[Region boundary data]
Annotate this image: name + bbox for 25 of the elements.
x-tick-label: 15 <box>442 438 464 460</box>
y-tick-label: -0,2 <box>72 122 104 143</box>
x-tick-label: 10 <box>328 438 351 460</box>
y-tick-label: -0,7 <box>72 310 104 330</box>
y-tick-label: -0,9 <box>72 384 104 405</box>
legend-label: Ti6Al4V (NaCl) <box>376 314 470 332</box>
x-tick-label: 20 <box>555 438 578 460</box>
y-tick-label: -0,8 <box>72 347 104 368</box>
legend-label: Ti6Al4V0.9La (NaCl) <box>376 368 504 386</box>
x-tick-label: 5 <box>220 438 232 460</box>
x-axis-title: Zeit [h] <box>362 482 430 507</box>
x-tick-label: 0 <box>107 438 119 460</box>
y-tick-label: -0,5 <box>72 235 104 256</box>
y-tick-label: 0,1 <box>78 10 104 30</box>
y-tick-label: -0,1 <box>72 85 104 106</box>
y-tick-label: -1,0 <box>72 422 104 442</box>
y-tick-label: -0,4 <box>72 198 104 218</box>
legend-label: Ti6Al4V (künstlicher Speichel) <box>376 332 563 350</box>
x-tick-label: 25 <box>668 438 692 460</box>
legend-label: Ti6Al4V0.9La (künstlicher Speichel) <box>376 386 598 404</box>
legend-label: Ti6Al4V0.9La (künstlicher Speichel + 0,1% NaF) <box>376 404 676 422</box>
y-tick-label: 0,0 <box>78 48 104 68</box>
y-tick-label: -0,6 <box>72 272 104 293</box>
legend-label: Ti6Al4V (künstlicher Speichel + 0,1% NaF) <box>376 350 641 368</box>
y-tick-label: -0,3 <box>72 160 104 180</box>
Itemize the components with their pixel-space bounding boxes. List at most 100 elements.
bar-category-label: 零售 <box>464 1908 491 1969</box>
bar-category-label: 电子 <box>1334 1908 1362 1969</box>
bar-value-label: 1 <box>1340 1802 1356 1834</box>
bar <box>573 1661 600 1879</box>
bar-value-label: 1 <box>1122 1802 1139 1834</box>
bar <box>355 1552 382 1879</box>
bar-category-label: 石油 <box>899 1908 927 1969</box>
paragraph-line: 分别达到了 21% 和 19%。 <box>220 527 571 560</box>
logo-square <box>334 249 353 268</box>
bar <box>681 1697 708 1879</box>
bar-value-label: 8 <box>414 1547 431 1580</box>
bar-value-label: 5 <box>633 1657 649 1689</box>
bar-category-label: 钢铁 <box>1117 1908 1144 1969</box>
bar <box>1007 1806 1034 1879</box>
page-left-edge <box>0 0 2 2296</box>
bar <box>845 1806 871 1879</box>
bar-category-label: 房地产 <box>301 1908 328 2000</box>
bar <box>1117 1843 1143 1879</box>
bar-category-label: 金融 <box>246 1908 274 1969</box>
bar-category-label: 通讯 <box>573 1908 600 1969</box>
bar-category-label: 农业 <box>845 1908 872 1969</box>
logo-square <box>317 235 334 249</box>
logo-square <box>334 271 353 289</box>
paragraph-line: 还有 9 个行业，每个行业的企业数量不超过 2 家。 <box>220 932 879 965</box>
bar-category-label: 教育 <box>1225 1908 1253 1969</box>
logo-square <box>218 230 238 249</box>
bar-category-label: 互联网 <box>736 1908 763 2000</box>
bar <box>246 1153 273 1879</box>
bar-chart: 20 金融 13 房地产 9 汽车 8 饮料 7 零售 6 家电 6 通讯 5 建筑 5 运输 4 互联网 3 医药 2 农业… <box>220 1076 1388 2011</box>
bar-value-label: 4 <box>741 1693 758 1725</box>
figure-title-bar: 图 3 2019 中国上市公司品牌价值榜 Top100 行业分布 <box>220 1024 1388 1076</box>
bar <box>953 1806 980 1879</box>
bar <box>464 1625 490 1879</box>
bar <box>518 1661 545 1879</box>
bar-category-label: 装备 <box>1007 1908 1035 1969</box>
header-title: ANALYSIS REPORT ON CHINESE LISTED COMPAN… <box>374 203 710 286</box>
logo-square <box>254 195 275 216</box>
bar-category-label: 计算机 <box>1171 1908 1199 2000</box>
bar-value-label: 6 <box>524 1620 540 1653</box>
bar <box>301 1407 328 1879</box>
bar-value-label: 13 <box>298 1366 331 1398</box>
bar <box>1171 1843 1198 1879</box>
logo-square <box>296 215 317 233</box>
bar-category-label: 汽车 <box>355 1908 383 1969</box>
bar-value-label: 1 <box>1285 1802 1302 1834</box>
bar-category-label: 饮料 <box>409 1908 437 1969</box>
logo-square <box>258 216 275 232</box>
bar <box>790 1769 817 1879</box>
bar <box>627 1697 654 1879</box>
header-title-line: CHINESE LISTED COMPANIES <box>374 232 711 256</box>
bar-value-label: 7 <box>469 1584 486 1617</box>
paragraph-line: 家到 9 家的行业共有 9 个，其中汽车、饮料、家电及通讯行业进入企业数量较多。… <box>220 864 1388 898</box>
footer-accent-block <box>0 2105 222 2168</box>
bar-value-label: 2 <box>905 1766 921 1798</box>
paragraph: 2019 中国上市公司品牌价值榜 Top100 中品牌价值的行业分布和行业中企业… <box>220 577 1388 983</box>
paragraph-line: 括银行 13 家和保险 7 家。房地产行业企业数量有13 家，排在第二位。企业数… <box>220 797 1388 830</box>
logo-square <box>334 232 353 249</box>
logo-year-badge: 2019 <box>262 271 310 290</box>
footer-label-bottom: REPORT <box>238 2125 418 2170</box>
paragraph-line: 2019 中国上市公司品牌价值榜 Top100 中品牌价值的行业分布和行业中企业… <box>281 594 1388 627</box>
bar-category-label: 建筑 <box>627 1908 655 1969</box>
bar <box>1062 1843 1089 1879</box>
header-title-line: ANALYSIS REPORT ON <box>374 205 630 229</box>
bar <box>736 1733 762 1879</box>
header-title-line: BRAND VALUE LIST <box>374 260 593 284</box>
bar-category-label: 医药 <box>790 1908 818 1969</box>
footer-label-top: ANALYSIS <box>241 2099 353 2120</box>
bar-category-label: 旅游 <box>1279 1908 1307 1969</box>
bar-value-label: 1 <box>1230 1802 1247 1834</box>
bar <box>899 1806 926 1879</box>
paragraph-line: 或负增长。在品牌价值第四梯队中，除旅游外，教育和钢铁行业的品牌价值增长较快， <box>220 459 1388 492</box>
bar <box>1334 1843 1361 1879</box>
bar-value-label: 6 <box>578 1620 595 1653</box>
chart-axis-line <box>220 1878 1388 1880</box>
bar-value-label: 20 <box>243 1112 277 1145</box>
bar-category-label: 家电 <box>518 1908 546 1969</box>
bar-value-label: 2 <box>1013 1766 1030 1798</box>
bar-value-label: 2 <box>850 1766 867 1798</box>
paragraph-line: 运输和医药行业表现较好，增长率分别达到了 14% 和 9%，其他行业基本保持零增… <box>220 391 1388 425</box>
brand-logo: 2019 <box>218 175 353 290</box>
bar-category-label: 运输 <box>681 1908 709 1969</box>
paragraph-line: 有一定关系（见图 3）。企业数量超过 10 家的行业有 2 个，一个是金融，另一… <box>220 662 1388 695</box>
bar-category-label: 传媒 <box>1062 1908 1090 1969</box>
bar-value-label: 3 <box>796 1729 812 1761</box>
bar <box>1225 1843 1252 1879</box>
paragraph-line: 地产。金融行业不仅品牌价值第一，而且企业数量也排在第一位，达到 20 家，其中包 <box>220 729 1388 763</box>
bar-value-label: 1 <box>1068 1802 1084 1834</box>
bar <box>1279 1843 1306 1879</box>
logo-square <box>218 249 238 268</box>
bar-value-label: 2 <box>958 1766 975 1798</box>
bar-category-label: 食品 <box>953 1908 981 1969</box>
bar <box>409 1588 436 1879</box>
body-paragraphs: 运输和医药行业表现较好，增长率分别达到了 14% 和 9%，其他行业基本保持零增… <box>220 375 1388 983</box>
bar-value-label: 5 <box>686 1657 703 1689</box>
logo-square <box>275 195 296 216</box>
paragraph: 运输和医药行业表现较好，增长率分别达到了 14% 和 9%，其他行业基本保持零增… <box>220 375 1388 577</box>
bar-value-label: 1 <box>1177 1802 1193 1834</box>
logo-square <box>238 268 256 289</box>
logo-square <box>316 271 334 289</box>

**Exercise objective**:
Show each line from the listing above that contains the string "中品牌价值的行业分布和行业中企业".

**Task answer**:
paragraph: 2019 中国上市公司品牌价值榜 Top100 中品牌价值的行业分布和行业中企业… <box>220 577 1388 983</box>
paragraph-line: 2019 中国上市公司品牌价值榜 Top100 中品牌价值的行业分布和行业中企业… <box>281 594 1388 627</box>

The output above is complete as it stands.